Keep only the lines of the listing that include the word "Installazione", and copy them.

************

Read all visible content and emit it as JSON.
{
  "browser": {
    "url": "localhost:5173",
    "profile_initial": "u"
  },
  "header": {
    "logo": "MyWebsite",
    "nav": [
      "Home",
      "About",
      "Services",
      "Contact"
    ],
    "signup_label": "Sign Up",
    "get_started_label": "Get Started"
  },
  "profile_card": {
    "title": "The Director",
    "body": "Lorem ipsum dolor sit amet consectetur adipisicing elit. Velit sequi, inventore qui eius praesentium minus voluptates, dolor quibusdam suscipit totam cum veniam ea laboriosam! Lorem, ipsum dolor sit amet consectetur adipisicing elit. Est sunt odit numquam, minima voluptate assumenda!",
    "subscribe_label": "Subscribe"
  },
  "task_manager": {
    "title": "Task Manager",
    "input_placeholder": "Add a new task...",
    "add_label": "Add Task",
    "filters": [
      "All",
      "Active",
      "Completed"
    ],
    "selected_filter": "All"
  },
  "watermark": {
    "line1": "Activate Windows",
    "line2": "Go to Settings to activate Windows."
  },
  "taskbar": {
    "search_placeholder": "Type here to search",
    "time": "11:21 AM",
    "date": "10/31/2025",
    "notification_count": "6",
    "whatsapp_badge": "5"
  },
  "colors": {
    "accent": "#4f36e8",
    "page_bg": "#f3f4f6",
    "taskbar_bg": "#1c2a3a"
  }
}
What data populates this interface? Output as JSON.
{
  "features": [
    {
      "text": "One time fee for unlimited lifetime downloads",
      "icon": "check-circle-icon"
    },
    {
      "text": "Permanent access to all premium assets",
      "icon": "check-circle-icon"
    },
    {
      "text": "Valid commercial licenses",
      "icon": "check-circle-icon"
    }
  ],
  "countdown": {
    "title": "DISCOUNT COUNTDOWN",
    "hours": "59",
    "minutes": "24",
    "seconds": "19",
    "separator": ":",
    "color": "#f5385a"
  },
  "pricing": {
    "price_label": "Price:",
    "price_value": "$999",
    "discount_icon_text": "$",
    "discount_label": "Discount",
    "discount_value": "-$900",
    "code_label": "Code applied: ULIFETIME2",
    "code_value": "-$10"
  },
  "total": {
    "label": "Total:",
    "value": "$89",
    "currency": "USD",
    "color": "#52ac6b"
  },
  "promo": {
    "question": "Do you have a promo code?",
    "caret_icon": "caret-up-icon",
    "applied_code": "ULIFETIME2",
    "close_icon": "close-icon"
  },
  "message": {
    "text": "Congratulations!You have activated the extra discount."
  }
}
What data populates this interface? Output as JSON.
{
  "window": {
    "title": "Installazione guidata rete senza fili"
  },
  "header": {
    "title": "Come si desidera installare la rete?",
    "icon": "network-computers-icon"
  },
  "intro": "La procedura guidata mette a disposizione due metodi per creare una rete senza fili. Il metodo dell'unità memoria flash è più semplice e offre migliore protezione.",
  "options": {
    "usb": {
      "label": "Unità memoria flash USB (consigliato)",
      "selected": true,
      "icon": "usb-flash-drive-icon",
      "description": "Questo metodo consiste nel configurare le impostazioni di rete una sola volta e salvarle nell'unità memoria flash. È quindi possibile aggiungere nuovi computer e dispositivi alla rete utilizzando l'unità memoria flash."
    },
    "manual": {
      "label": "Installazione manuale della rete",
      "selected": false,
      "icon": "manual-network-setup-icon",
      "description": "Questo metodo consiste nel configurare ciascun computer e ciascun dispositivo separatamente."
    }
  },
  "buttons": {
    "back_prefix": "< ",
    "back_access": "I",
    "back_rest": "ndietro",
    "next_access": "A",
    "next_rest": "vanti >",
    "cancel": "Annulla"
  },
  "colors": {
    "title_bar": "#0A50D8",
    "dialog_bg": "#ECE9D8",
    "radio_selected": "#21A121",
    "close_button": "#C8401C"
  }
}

************

• Result below:
    "title": "Installazione guidata rete senza fili"
      "label": "Installazione manuale della rete",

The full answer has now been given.